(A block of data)

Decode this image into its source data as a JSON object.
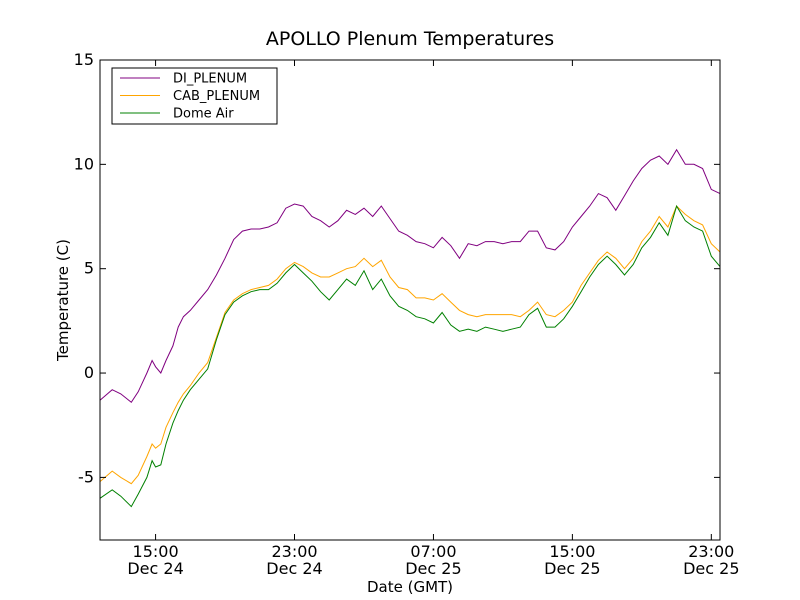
{
  "chart_data": {
    "type": "line",
    "title": "APOLLO Plenum Temperatures",
    "xlabel": "Date (GMT)",
    "ylabel": "Temperature (C)",
    "x_unit": "hours since Dec 24 00:00 GMT",
    "xlim": [
      11.8,
      47.5
    ],
    "ylim": [
      -8,
      15
    ],
    "yticks": [
      15,
      10,
      5,
      0,
      -5
    ],
    "ytick_labels": [
      "15",
      "10",
      "5",
      "0",
      "-5"
    ],
    "xticks": [
      {
        "x": 15,
        "time": "15:00",
        "date": "Dec 24"
      },
      {
        "x": 23,
        "time": "23:00",
        "date": "Dec 24"
      },
      {
        "x": 31,
        "time": "07:00",
        "date": "Dec 25"
      },
      {
        "x": 39,
        "time": "15:00",
        "date": "Dec 25"
      },
      {
        "x": 47,
        "time": "23:00",
        "date": "Dec 25"
      }
    ],
    "legend_position": "top-left",
    "series": [
      {
        "name": "DI_PLENUM",
        "color": "#800080",
        "x": [
          11.8,
          12.5,
          13.0,
          13.6,
          14.0,
          14.5,
          14.8,
          15.0,
          15.3,
          15.6,
          16.0,
          16.3,
          16.6,
          17.0,
          17.5,
          18.0,
          18.5,
          19.0,
          19.5,
          20.0,
          20.5,
          21.0,
          21.5,
          22.0,
          22.5,
          23.0,
          23.5,
          24.0,
          24.5,
          25.0,
          25.5,
          26.0,
          26.5,
          27.0,
          27.5,
          28.0,
          28.5,
          29.0,
          29.5,
          30.0,
          30.5,
          31.0,
          31.5,
          32.0,
          32.5,
          33.0,
          33.5,
          34.0,
          34.5,
          35.0,
          35.5,
          36.0,
          36.5,
          37.0,
          37.5,
          38.0,
          38.5,
          39.0,
          39.5,
          40.0,
          40.5,
          41.0,
          41.5,
          42.0,
          42.5,
          43.0,
          43.5,
          44.0,
          44.5,
          45.0,
          45.5,
          46.0,
          46.5,
          47.0,
          47.5
        ],
        "y": [
          -1.3,
          -0.8,
          -1.0,
          -1.4,
          -0.9,
          0.0,
          0.6,
          0.3,
          0.0,
          0.6,
          1.3,
          2.2,
          2.7,
          3.0,
          3.5,
          4.0,
          4.7,
          5.5,
          6.4,
          6.8,
          6.9,
          6.9,
          7.0,
          7.2,
          7.9,
          8.1,
          8.0,
          7.5,
          7.3,
          7.0,
          7.3,
          7.8,
          7.6,
          7.9,
          7.5,
          8.0,
          7.4,
          6.8,
          6.6,
          6.3,
          6.2,
          6.0,
          6.5,
          6.1,
          5.5,
          6.2,
          6.1,
          6.3,
          6.3,
          6.2,
          6.3,
          6.3,
          6.8,
          6.8,
          6.0,
          5.9,
          6.3,
          7.0,
          7.5,
          8.0,
          8.6,
          8.4,
          7.8,
          8.5,
          9.2,
          9.8,
          10.2,
          10.4,
          10.0,
          10.7,
          10.0,
          10.0,
          9.8,
          8.8,
          8.6
        ]
      },
      {
        "name": "CAB_PLENUM",
        "color": "#ffa500",
        "x": [
          11.8,
          12.5,
          13.0,
          13.6,
          14.0,
          14.5,
          14.8,
          15.0,
          15.3,
          15.6,
          16.0,
          16.3,
          16.6,
          17.0,
          17.5,
          18.0,
          18.5,
          19.0,
          19.5,
          20.0,
          20.5,
          21.0,
          21.5,
          22.0,
          22.5,
          23.0,
          23.5,
          24.0,
          24.5,
          25.0,
          25.5,
          26.0,
          26.5,
          27.0,
          27.5,
          28.0,
          28.5,
          29.0,
          29.5,
          30.0,
          30.5,
          31.0,
          31.5,
          32.0,
          32.5,
          33.0,
          33.5,
          34.0,
          34.5,
          35.0,
          35.5,
          36.0,
          36.5,
          37.0,
          37.5,
          38.0,
          38.5,
          39.0,
          39.5,
          40.0,
          40.5,
          41.0,
          41.5,
          42.0,
          42.5,
          43.0,
          43.5,
          44.0,
          44.5,
          45.0,
          45.5,
          46.0,
          46.5,
          47.0,
          47.5
        ],
        "y": [
          -5.2,
          -4.7,
          -5.0,
          -5.3,
          -4.9,
          -4.0,
          -3.4,
          -3.6,
          -3.4,
          -2.6,
          -1.9,
          -1.4,
          -1.0,
          -0.6,
          0.0,
          0.5,
          1.7,
          2.9,
          3.5,
          3.8,
          4.0,
          4.1,
          4.2,
          4.5,
          5.0,
          5.3,
          5.1,
          4.8,
          4.6,
          4.6,
          4.8,
          5.0,
          5.1,
          5.5,
          5.1,
          5.4,
          4.6,
          4.1,
          4.0,
          3.6,
          3.6,
          3.5,
          3.8,
          3.4,
          3.0,
          2.8,
          2.7,
          2.8,
          2.8,
          2.8,
          2.8,
          2.7,
          3.0,
          3.4,
          2.8,
          2.7,
          3.0,
          3.4,
          4.2,
          4.8,
          5.4,
          5.8,
          5.5,
          5.0,
          5.5,
          6.3,
          6.8,
          7.5,
          7.0,
          8.0,
          7.6,
          7.3,
          7.1,
          6.2,
          5.8
        ]
      },
      {
        "name": "Dome Air",
        "color": "#008000",
        "x": [
          11.8,
          12.5,
          13.0,
          13.6,
          14.0,
          14.5,
          14.8,
          15.0,
          15.3,
          15.6,
          16.0,
          16.3,
          16.6,
          17.0,
          17.5,
          18.0,
          18.5,
          19.0,
          19.5,
          20.0,
          20.5,
          21.0,
          21.5,
          22.0,
          22.5,
          23.0,
          23.5,
          24.0,
          24.5,
          25.0,
          25.5,
          26.0,
          26.5,
          27.0,
          27.5,
          28.0,
          28.5,
          29.0,
          29.5,
          30.0,
          30.5,
          31.0,
          31.5,
          32.0,
          32.5,
          33.0,
          33.5,
          34.0,
          34.5,
          35.0,
          35.5,
          36.0,
          36.5,
          37.0,
          37.5,
          38.0,
          38.5,
          39.0,
          39.5,
          40.0,
          40.5,
          41.0,
          41.5,
          42.0,
          42.5,
          43.0,
          43.5,
          44.0,
          44.5,
          45.0,
          45.5,
          46.0,
          46.5,
          47.0,
          47.5
        ],
        "y": [
          -6.0,
          -5.6,
          -5.9,
          -6.4,
          -5.8,
          -5.0,
          -4.2,
          -4.5,
          -4.4,
          -3.4,
          -2.4,
          -1.8,
          -1.3,
          -0.8,
          -0.3,
          0.2,
          1.6,
          2.8,
          3.4,
          3.7,
          3.9,
          4.0,
          4.0,
          4.3,
          4.8,
          5.2,
          4.8,
          4.4,
          3.9,
          3.5,
          4.0,
          4.5,
          4.2,
          4.9,
          4.0,
          4.5,
          3.7,
          3.2,
          3.0,
          2.7,
          2.6,
          2.4,
          2.9,
          2.3,
          2.0,
          2.1,
          2.0,
          2.2,
          2.1,
          2.0,
          2.1,
          2.2,
          2.8,
          3.1,
          2.2,
          2.2,
          2.6,
          3.2,
          3.9,
          4.6,
          5.2,
          5.6,
          5.2,
          4.7,
          5.2,
          6.0,
          6.5,
          7.2,
          6.6,
          8.0,
          7.3,
          7.0,
          6.8,
          5.6,
          5.1
        ]
      }
    ]
  }
}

_The request_
Ignore the images and quote every line of the listing exactly.

_Task solution_
Decode this image into its source data as a JSON object.
{
  "chart_data": {
    "type": "line",
    "title": "APOLLO Plenum Temperatures",
    "xlabel": "Date (GMT)",
    "ylabel": "Temperature (C)",
    "x_unit": "hours since Dec 24 00:00 GMT",
    "xlim": [
      11.8,
      47.5
    ],
    "ylim": [
      -8,
      15
    ],
    "yticks": [
      15,
      10,
      5,
      0,
      -5
    ],
    "ytick_labels": [
      "15",
      "10",
      "5",
      "0",
      "-5"
    ],
    "xticks": [
      {
        "x": 15,
        "time": "15:00",
        "date": "Dec 24"
      },
      {
        "x": 23,
        "time": "23:00",
        "date": "Dec 24"
      },
      {
        "x": 31,
        "time": "07:00",
        "date": "Dec 25"
      },
      {
        "x": 39,
        "time": "15:00",
        "date": "Dec 25"
      },
      {
        "x": 47,
        "time": "23:00",
        "date": "Dec 25"
      }
    ],
    "legend_position": "top-left",
    "series": [
      {
        "name": "DI_PLENUM",
        "color": "#800080",
        "x": [
          11.8,
          12.5,
          13.0,
          13.6,
          14.0,
          14.5,
          14.8,
          15.0,
          15.3,
          15.6,
          16.0,
          16.3,
          16.6,
          17.0,
          17.5,
          18.0,
          18.5,
          19.0,
          19.5,
          20.0,
          20.5,
          21.0,
          21.5,
          22.0,
          22.5,
          23.0,
          23.5,
          24.0,
          24.5,
          25.0,
          25.5,
          26.0,
          26.5,
          27.0,
          27.5,
          28.0,
          28.5,
          29.0,
          29.5,
          30.0,
          30.5,
          31.0,
          31.5,
          32.0,
          32.5,
          33.0,
          33.5,
          34.0,
          34.5,
          35.0,
          35.5,
          36.0,
          36.5,
          37.0,
          37.5,
          38.0,
          38.5,
          39.0,
          39.5,
          40.0,
          40.5,
          41.0,
          41.5,
          42.0,
          42.5,
          43.0,
          43.5,
          44.0,
          44.5,
          45.0,
          45.5,
          46.0,
          46.5,
          47.0,
          47.5
        ],
        "y": [
          -1.3,
          -0.8,
          -1.0,
          -1.4,
          -0.9,
          0.0,
          0.6,
          0.3,
          0.0,
          0.6,
          1.3,
          2.2,
          2.7,
          3.0,
          3.5,
          4.0,
          4.7,
          5.5,
          6.4,
          6.8,
          6.9,
          6.9,
          7.0,
          7.2,
          7.9,
          8.1,
          8.0,
          7.5,
          7.3,
          7.0,
          7.3,
          7.8,
          7.6,
          7.9,
          7.5,
          8.0,
          7.4,
          6.8,
          6.6,
          6.3,
          6.2,
          6.0,
          6.5,
          6.1,
          5.5,
          6.2,
          6.1,
          6.3,
          6.3,
          6.2,
          6.3,
          6.3,
          6.8,
          6.8,
          6.0,
          5.9,
          6.3,
          7.0,
          7.5,
          8.0,
          8.6,
          8.4,
          7.8,
          8.5,
          9.2,
          9.8,
          10.2,
          10.4,
          10.0,
          10.7,
          10.0,
          10.0,
          9.8,
          8.8,
          8.6
        ]
      },
      {
        "name": "CAB_PLENUM",
        "color": "#ffa500",
        "x": [
          11.8,
          12.5,
          13.0,
          13.6,
          14.0,
          14.5,
          14.8,
          15.0,
          15.3,
          15.6,
          16.0,
          16.3,
          16.6,
          17.0,
          17.5,
          18.0,
          18.5,
          19.0,
          19.5,
          20.0,
          20.5,
          21.0,
          21.5,
          22.0,
          22.5,
          23.0,
          23.5,
          24.0,
          24.5,
          25.0,
          25.5,
          26.0,
          26.5,
          27.0,
          27.5,
          28.0,
          28.5,
          29.0,
          29.5,
          30.0,
          30.5,
          31.0,
          31.5,
          32.0,
          32.5,
          33.0,
          33.5,
          34.0,
          34.5,
          35.0,
          35.5,
          36.0,
          36.5,
          37.0,
          37.5,
          38.0,
          38.5,
          39.0,
          39.5,
          40.0,
          40.5,
          41.0,
          41.5,
          42.0,
          42.5,
          43.0,
          43.5,
          44.0,
          44.5,
          45.0,
          45.5,
          46.0,
          46.5,
          47.0,
          47.5
        ],
        "y": [
          -5.2,
          -4.7,
          -5.0,
          -5.3,
          -4.9,
          -4.0,
          -3.4,
          -3.6,
          -3.4,
          -2.6,
          -1.9,
          -1.4,
          -1.0,
          -0.6,
          0.0,
          0.5,
          1.7,
          2.9,
          3.5,
          3.8,
          4.0,
          4.1,
          4.2,
          4.5,
          5.0,
          5.3,
          5.1,
          4.8,
          4.6,
          4.6,
          4.8,
          5.0,
          5.1,
          5.5,
          5.1,
          5.4,
          4.6,
          4.1,
          4.0,
          3.6,
          3.6,
          3.5,
          3.8,
          3.4,
          3.0,
          2.8,
          2.7,
          2.8,
          2.8,
          2.8,
          2.8,
          2.7,
          3.0,
          3.4,
          2.8,
          2.7,
          3.0,
          3.4,
          4.2,
          4.8,
          5.4,
          5.8,
          5.5,
          5.0,
          5.5,
          6.3,
          6.8,
          7.5,
          7.0,
          8.0,
          7.6,
          7.3,
          7.1,
          6.2,
          5.8
        ]
      },
      {
        "name": "Dome Air",
        "color": "#008000",
        "x": [
          11.8,
          12.5,
          13.0,
          13.6,
          14.0,
          14.5,
          14.8,
          15.0,
          15.3,
          15.6,
          16.0,
          16.3,
          16.6,
          17.0,
          17.5,
          18.0,
          18.5,
          19.0,
          19.5,
          20.0,
          20.5,
          21.0,
          21.5,
          22.0,
          22.5,
          23.0,
          23.5,
          24.0,
          24.5,
          25.0,
          25.5,
          26.0,
          26.5,
          27.0,
          27.5,
          28.0,
          28.5,
          29.0,
          29.5,
          30.0,
          30.5,
          31.0,
          31.5,
          32.0,
          32.5,
          33.0,
          33.5,
          34.0,
          34.5,
          35.0,
          35.5,
          36.0,
          36.5,
          37.0,
          37.5,
          38.0,
          38.5,
          39.0,
          39.5,
          40.0,
          40.5,
          41.0,
          41.5,
          42.0,
          42.5,
          43.0,
          43.5,
          44.0,
          44.5,
          45.0,
          45.5,
          46.0,
          46.5,
          47.0,
          47.5
        ],
        "y": [
          -6.0,
          -5.6,
          -5.9,
          -6.4,
          -5.8,
          -5.0,
          -4.2,
          -4.5,
          -4.4,
          -3.4,
          -2.4,
          -1.8,
          -1.3,
          -0.8,
          -0.3,
          0.2,
          1.6,
          2.8,
          3.4,
          3.7,
          3.9,
          4.0,
          4.0,
          4.3,
          4.8,
          5.2,
          4.8,
          4.4,
          3.9,
          3.5,
          4.0,
          4.5,
          4.2,
          4.9,
          4.0,
          4.5,
          3.7,
          3.2,
          3.0,
          2.7,
          2.6,
          2.4,
          2.9,
          2.3,
          2.0,
          2.1,
          2.0,
          2.2,
          2.1,
          2.0,
          2.1,
          2.2,
          2.8,
          3.1,
          2.2,
          2.2,
          2.6,
          3.2,
          3.9,
          4.6,
          5.2,
          5.6,
          5.2,
          4.7,
          5.2,
          6.0,
          6.5,
          7.2,
          6.6,
          8.0,
          7.3,
          7.0,
          6.8,
          5.6,
          5.1
        ]
      }
    ]
  }
}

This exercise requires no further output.